Direction
All records below must be retyped exactly.

Record excerpts

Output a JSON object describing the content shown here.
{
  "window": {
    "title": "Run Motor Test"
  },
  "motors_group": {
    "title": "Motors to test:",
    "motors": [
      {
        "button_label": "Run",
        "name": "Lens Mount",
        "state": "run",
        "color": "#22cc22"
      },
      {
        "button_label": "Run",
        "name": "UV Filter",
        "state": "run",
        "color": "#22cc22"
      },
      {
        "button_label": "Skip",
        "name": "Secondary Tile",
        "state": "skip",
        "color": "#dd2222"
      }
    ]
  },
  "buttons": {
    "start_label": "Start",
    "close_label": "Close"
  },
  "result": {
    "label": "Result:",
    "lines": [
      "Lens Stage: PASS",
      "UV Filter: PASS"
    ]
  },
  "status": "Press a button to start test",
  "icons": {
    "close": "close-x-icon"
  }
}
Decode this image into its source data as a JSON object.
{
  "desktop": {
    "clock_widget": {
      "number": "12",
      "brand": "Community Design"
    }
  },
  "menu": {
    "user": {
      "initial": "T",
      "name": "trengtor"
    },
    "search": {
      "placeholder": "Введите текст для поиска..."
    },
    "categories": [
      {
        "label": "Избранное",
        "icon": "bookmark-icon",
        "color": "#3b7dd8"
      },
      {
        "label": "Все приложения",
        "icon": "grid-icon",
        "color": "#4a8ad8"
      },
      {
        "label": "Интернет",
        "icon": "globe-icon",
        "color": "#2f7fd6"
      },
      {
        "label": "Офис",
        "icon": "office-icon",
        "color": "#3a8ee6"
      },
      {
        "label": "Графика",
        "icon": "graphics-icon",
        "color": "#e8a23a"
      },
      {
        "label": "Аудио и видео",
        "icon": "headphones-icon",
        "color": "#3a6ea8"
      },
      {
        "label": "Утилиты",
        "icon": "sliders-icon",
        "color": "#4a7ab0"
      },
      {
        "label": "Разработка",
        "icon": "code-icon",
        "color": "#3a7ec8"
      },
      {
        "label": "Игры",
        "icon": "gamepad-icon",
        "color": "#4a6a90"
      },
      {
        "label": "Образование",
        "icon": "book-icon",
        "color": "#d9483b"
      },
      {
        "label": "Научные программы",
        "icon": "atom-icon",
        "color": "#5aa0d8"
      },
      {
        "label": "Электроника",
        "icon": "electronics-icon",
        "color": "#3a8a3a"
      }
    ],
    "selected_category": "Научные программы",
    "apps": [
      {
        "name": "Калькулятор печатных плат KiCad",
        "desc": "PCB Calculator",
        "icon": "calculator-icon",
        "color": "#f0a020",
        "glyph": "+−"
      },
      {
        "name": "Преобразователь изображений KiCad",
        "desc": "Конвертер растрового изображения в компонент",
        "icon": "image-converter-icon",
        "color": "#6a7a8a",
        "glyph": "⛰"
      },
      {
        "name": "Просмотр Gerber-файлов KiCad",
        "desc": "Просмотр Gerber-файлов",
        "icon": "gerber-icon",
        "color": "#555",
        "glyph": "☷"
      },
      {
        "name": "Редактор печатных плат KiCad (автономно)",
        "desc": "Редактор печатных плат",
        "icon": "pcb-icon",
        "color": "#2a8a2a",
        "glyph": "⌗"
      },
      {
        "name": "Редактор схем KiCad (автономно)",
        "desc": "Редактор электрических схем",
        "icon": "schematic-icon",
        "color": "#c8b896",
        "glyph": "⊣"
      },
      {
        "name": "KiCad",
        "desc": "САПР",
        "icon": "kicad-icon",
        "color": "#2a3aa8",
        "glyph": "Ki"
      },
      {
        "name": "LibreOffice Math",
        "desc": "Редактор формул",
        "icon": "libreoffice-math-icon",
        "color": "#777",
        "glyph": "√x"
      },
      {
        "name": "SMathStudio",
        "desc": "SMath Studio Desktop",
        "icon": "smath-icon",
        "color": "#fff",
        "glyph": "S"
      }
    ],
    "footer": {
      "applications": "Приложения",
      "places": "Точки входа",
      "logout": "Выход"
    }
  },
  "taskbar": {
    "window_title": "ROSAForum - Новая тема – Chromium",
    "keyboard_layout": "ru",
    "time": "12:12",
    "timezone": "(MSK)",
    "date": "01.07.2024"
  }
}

The result
Output a JSON object describing the content shown here.
{
  "window": {
    "title": "Run Motor Test"
  },
  "motors_group": {
    "title": "Motors to test:",
    "motors": [
      {
        "button_label": "Run",
        "name": "Lens Mount",
        "state": "run",
        "color": "#22cc22"
      },
      {
        "button_label": "Run",
        "name": "UV Filter",
        "state": "run",
        "color": "#22cc22"
      },
      {
        "button_label": "Skip",
        "name": "Secondary Tile",
        "state": "skip",
        "color": "#dd2222"
      }
    ]
  },
  "buttons": {
    "start_label": "Start",
    "close_label": "Close"
  },
  "result": {
    "label": "Result:",
    "lines": [
      "Lens Stage: PASS",
      "UV Filter: PASS"
    ]
  },
  "status": "Press a button to start test",
  "icons": {
    "close": "close-x-icon"
  }
}
Decode this image into its source data as a JSON object.
{
  "desktop": {
    "clock_widget": {
      "number": "12",
      "brand": "Community Design"
    }
  },
  "menu": {
    "user": {
      "initial": "T",
      "name": "trengtor"
    },
    "search": {
      "placeholder": "Введите текст для поиска..."
    },
    "categories": [
      {
        "label": "Избранное",
        "icon": "bookmark-icon",
        "color": "#3b7dd8"
      },
      {
        "label": "Все приложения",
        "icon": "grid-icon",
        "color": "#4a8ad8"
      },
      {
        "label": "Интернет",
        "icon": "globe-icon",
        "color": "#2f7fd6"
      },
      {
        "label": "Офис",
        "icon": "office-icon",
        "color": "#3a8ee6"
      },
      {
        "label": "Графика",
        "icon": "graphics-icon",
        "color": "#e8a23a"
      },
      {
        "label": "Аудио и видео",
        "icon": "headphones-icon",
        "color": "#3a6ea8"
      },
      {
        "label": "Утилиты",
        "icon": "sliders-icon",
        "color": "#4a7ab0"
      },
      {
        "label": "Разработка",
        "icon": "code-icon",
        "color": "#3a7ec8"
      },
      {
        "label": "Игры",
        "icon": "gamepad-icon",
        "color": "#4a6a90"
      },
      {
        "label": "Образование",
        "icon": "book-icon",
        "color": "#d9483b"
      },
      {
        "label": "Научные программы",
        "icon": "atom-icon",
        "color": "#5aa0d8"
      },
      {
        "label": "Электроника",
        "icon": "electronics-icon",
        "color": "#3a8a3a"
      }
    ],
    "selected_category": "Научные программы",
    "apps": [
      {
        "name": "Калькулятор печатных плат KiCad",
        "desc": "PCB Calculator",
        "icon": "calculator-icon",
        "color": "#f0a020",
        "glyph": "+−"
      },
      {
        "name": "Преобразователь изображений KiCad",
        "desc": "Конвертер растрового изображения в компонент",
        "icon": "image-converter-icon",
        "color": "#6a7a8a",
        "glyph": "⛰"
      },
      {
        "name": "Просмотр Gerber-файлов KiCad",
        "desc": "Просмотр Gerber-файлов",
        "icon": "gerber-icon",
        "color": "#555",
        "glyph": "☷"
      },
      {
        "name": "Редактор печатных плат KiCad (автономно)",
        "desc": "Редактор печатных плат",
        "icon": "pcb-icon",
        "color": "#2a8a2a",
        "glyph": "⌗"
      },
      {
        "name": "Редактор схем KiCad (автономно)",
        "desc": "Редактор электрических схем",
        "icon": "schematic-icon",
        "color": "#c8b896",
        "glyph": "⊣"
      },
      {
        "name": "KiCad",
        "desc": "САПР",
        "icon": "kicad-icon",
        "color": "#2a3aa8",
        "glyph": "Ki"
      },
      {
        "name": "LibreOffice Math",
        "desc": "Редактор формул",
        "icon": "libreoffice-math-icon",
        "color": "#777",
        "glyph": "√x"
      },
      {
        "name": "SMathStudio",
        "desc": "SMath Studio Desktop",
        "icon": "smath-icon",
        "color": "#fff",
        "glyph": "S"
      }
    ],
    "footer": {
      "applications": "Приложения",
      "places": "Точки входа",
      "logout": "Выход"
    }
  },
  "taskbar": {
    "window_title": "ROSAForum - Новая тема – Chromium",
    "keyboard_layout": "ru",
    "time": "12:12",
    "timezone": "(MSK)",
    "date": "01.07.2024"
  }
}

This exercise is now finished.